[START]

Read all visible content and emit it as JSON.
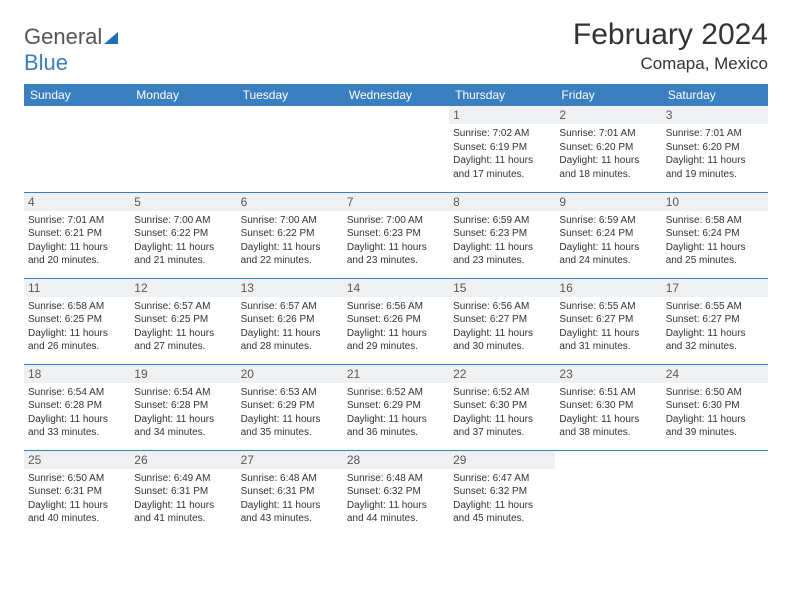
{
  "brand": {
    "name_part1": "General",
    "name_part2": "Blue"
  },
  "title": "February 2024",
  "location": "Comapa, Mexico",
  "colors": {
    "header_bg": "#3a7fbf",
    "header_text": "#ffffff",
    "border": "#3a7fbf",
    "daynum_bg": "#eef0f2",
    "daynum_text": "#5a5a5a",
    "body_text": "#333333",
    "logo_gray": "#555555",
    "logo_blue": "#3a7fbf"
  },
  "fonts": {
    "title_pt": 30,
    "location_pt": 17,
    "th_pt": 12,
    "cell_pt": 10,
    "daynum_pt": 12
  },
  "layout": {
    "columns": 7,
    "rows": 5,
    "start_weekday": "Sunday",
    "first_day_column_index": 4
  },
  "weekdays": [
    "Sunday",
    "Monday",
    "Tuesday",
    "Wednesday",
    "Thursday",
    "Friday",
    "Saturday"
  ],
  "days": [
    {
      "n": 1,
      "sunrise": "7:02 AM",
      "sunset": "6:19 PM",
      "daylight": "11 hours and 17 minutes."
    },
    {
      "n": 2,
      "sunrise": "7:01 AM",
      "sunset": "6:20 PM",
      "daylight": "11 hours and 18 minutes."
    },
    {
      "n": 3,
      "sunrise": "7:01 AM",
      "sunset": "6:20 PM",
      "daylight": "11 hours and 19 minutes."
    },
    {
      "n": 4,
      "sunrise": "7:01 AM",
      "sunset": "6:21 PM",
      "daylight": "11 hours and 20 minutes."
    },
    {
      "n": 5,
      "sunrise": "7:00 AM",
      "sunset": "6:22 PM",
      "daylight": "11 hours and 21 minutes."
    },
    {
      "n": 6,
      "sunrise": "7:00 AM",
      "sunset": "6:22 PM",
      "daylight": "11 hours and 22 minutes."
    },
    {
      "n": 7,
      "sunrise": "7:00 AM",
      "sunset": "6:23 PM",
      "daylight": "11 hours and 23 minutes."
    },
    {
      "n": 8,
      "sunrise": "6:59 AM",
      "sunset": "6:23 PM",
      "daylight": "11 hours and 23 minutes."
    },
    {
      "n": 9,
      "sunrise": "6:59 AM",
      "sunset": "6:24 PM",
      "daylight": "11 hours and 24 minutes."
    },
    {
      "n": 10,
      "sunrise": "6:58 AM",
      "sunset": "6:24 PM",
      "daylight": "11 hours and 25 minutes."
    },
    {
      "n": 11,
      "sunrise": "6:58 AM",
      "sunset": "6:25 PM",
      "daylight": "11 hours and 26 minutes."
    },
    {
      "n": 12,
      "sunrise": "6:57 AM",
      "sunset": "6:25 PM",
      "daylight": "11 hours and 27 minutes."
    },
    {
      "n": 13,
      "sunrise": "6:57 AM",
      "sunset": "6:26 PM",
      "daylight": "11 hours and 28 minutes."
    },
    {
      "n": 14,
      "sunrise": "6:56 AM",
      "sunset": "6:26 PM",
      "daylight": "11 hours and 29 minutes."
    },
    {
      "n": 15,
      "sunrise": "6:56 AM",
      "sunset": "6:27 PM",
      "daylight": "11 hours and 30 minutes."
    },
    {
      "n": 16,
      "sunrise": "6:55 AM",
      "sunset": "6:27 PM",
      "daylight": "11 hours and 31 minutes."
    },
    {
      "n": 17,
      "sunrise": "6:55 AM",
      "sunset": "6:27 PM",
      "daylight": "11 hours and 32 minutes."
    },
    {
      "n": 18,
      "sunrise": "6:54 AM",
      "sunset": "6:28 PM",
      "daylight": "11 hours and 33 minutes."
    },
    {
      "n": 19,
      "sunrise": "6:54 AM",
      "sunset": "6:28 PM",
      "daylight": "11 hours and 34 minutes."
    },
    {
      "n": 20,
      "sunrise": "6:53 AM",
      "sunset": "6:29 PM",
      "daylight": "11 hours and 35 minutes."
    },
    {
      "n": 21,
      "sunrise": "6:52 AM",
      "sunset": "6:29 PM",
      "daylight": "11 hours and 36 minutes."
    },
    {
      "n": 22,
      "sunrise": "6:52 AM",
      "sunset": "6:30 PM",
      "daylight": "11 hours and 37 minutes."
    },
    {
      "n": 23,
      "sunrise": "6:51 AM",
      "sunset": "6:30 PM",
      "daylight": "11 hours and 38 minutes."
    },
    {
      "n": 24,
      "sunrise": "6:50 AM",
      "sunset": "6:30 PM",
      "daylight": "11 hours and 39 minutes."
    },
    {
      "n": 25,
      "sunrise": "6:50 AM",
      "sunset": "6:31 PM",
      "daylight": "11 hours and 40 minutes."
    },
    {
      "n": 26,
      "sunrise": "6:49 AM",
      "sunset": "6:31 PM",
      "daylight": "11 hours and 41 minutes."
    },
    {
      "n": 27,
      "sunrise": "6:48 AM",
      "sunset": "6:31 PM",
      "daylight": "11 hours and 43 minutes."
    },
    {
      "n": 28,
      "sunrise": "6:48 AM",
      "sunset": "6:32 PM",
      "daylight": "11 hours and 44 minutes."
    },
    {
      "n": 29,
      "sunrise": "6:47 AM",
      "sunset": "6:32 PM",
      "daylight": "11 hours and 45 minutes."
    }
  ],
  "labels": {
    "sunrise": "Sunrise:",
    "sunset": "Sunset:",
    "daylight": "Daylight:"
  }
}
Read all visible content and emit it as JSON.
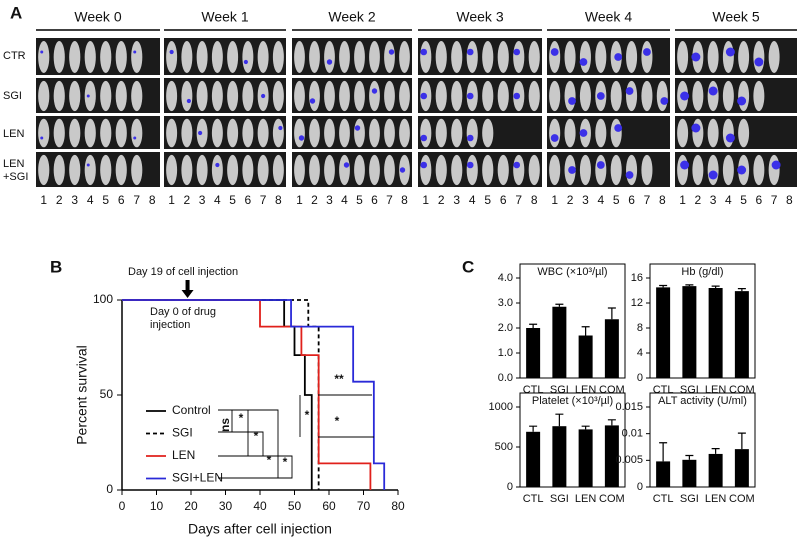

[END]

- Task brief
Output an exact copy of the material, with the pictures removed.

- Answer to the exercise
Read all visible content and emit it as JSON.
{
  "brand": {
    "name_part1": "General",
    "name_part2": "Blue"
  },
  "title": "February 2024",
  "location": "Comapa, Mexico",
  "colors": {
    "header_bg": "#3a7fbf",
    "header_text": "#ffffff",
    "border": "#3a7fbf",
    "daynum_bg": "#eef0f2",
    "daynum_text": "#5a5a5a",
    "body_text": "#333333",
    "logo_gray": "#555555",
    "logo_blue": "#3a7fbf"
  },
  "fonts": {
    "title_pt": 30,
    "location_pt": 17,
    "th_pt": 12,
    "cell_pt": 10,
    "daynum_pt": 12
  },
  "layout": {
    "columns": 7,
    "rows": 5,
    "start_weekday": "Sunday",
    "first_day_column_index": 4
  },
  "weekdays": [
    "Sunday",
    "Monday",
    "Tuesday",
    "Wednesday",
    "Thursday",
    "Friday",
    "Saturday"
  ],
  "days": [
    {
      "n": 1,
      "sunrise": "7:02 AM",
      "sunset": "6:19 PM",
      "daylight": "11 hours and 17 minutes."
    },
    {
      "n": 2,
      "sunrise": "7:01 AM",
      "sunset": "6:20 PM",
      "daylight": "11 hours and 18 minutes."
    },
    {
      "n": 3,
      "sunrise": "7:01 AM",
      "sunset": "6:20 PM",
      "daylight": "11 hours and 19 minutes."
    },
    {
      "n": 4,
      "sunrise": "7:01 AM",
      "sunset": "6:21 PM",
      "daylight": "11 hours and 20 minutes."
    },
    {
      "n": 5,
      "sunrise": "7:00 AM",
      "sunset": "6:22 PM",
      "daylight": "11 hours and 21 minutes."
    },
    {
      "n": 6,
      "sunrise": "7:00 AM",
      "sunset": "6:22 PM",
      "daylight": "11 hours and 22 minutes."
    },
    {
      "n": 7,
      "sunrise": "7:00 AM",
      "sunset": "6:23 PM",
      "daylight": "11 hours and 23 minutes."
    },
    {
      "n": 8,
      "sunrise": "6:59 AM",
      "sunset": "6:23 PM",
      "daylight": "11 hours and 23 minutes."
    },
    {
      "n": 9,
      "sunrise": "6:59 AM",
      "sunset": "6:24 PM",
      "daylight": "11 hours and 24 minutes."
    },
    {
      "n": 10,
      "sunrise": "6:58 AM",
      "sunset": "6:24 PM",
      "daylight": "11 hours and 25 minutes."
    },
    {
      "n": 11,
      "sunrise": "6:58 AM",
      "sunset": "6:25 PM",
      "daylight": "11 hours and 26 minutes."
    },
    {
      "n": 12,
      "sunrise": "6:57 AM",
      "sunset": "6:25 PM",
      "daylight": "11 hours and 27 minutes."
    },
    {
      "n": 13,
      "sunrise": "6:57 AM",
      "sunset": "6:26 PM",
      "daylight": "11 hours and 28 minutes."
    },
    {
      "n": 14,
      "sunrise": "6:56 AM",
      "sunset": "6:26 PM",
      "daylight": "11 hours and 29 minutes."
    },
    {
      "n": 15,
      "sunrise": "6:56 AM",
      "sunset": "6:27 PM",
      "daylight": "11 hours and 30 minutes."
    },
    {
      "n": 16,
      "sunrise": "6:55 AM",
      "sunset": "6:27 PM",
      "daylight": "11 hours and 31 minutes."
    },
    {
      "n": 17,
      "sunrise": "6:55 AM",
      "sunset": "6:27 PM",
      "daylight": "11 hours and 32 minutes."
    },
    {
      "n": 18,
      "sunrise": "6:54 AM",
      "sunset": "6:28 PM",
      "daylight": "11 hours and 33 minutes."
    },
    {
      "n": 19,
      "sunrise": "6:54 AM",
      "sunset": "6:28 PM",
      "daylight": "11 hours and 34 minutes."
    },
    {
      "n": 20,
      "sunrise": "6:53 AM",
      "sunset": "6:29 PM",
      "daylight": "11 hours and 35 minutes."
    },
    {
      "n": 21,
      "sunrise": "6:52 AM",
      "sunset": "6:29 PM",
      "daylight": "11 hours and 36 minutes."
    },
    {
      "n": 22,
      "sunrise": "6:52 AM",
      "sunset": "6:30 PM",
      "daylight": "11 hours and 37 minutes."
    },
    {
      "n": 23,
      "sunrise": "6:51 AM",
      "sunset": "6:30 PM",
      "daylight": "11 hours and 38 minutes."
    },
    {
      "n": 24,
      "sunrise": "6:50 AM",
      "sunset": "6:30 PM",
      "daylight": "11 hours and 39 minutes."
    },
    {
      "n": 25,
      "sunrise": "6:50 AM",
      "sunset": "6:31 PM",
      "daylight": "11 hours and 40 minutes."
    },
    {
      "n": 26,
      "sunrise": "6:49 AM",
      "sunset": "6:31 PM",
      "daylight": "11 hours and 41 minutes."
    },
    {
      "n": 27,
      "sunrise": "6:48 AM",
      "sunset": "6:31 PM",
      "daylight": "11 hours and 43 minutes."
    },
    {
      "n": 28,
      "sunrise": "6:48 AM",
      "sunset": "6:32 PM",
      "daylight": "11 hours and 44 minutes."
    },
    {
      "n": 29,
      "sunrise": "6:47 AM",
      "sunset": "6:32 PM",
      "daylight": "11 hours and 45 minutes."
    }
  ],
  "labels": {
    "sunrise": "Sunrise:",
    "sunset": "Sunset:",
    "daylight": "Daylight:"
  }
}
Read all visible content and emit it as JSON.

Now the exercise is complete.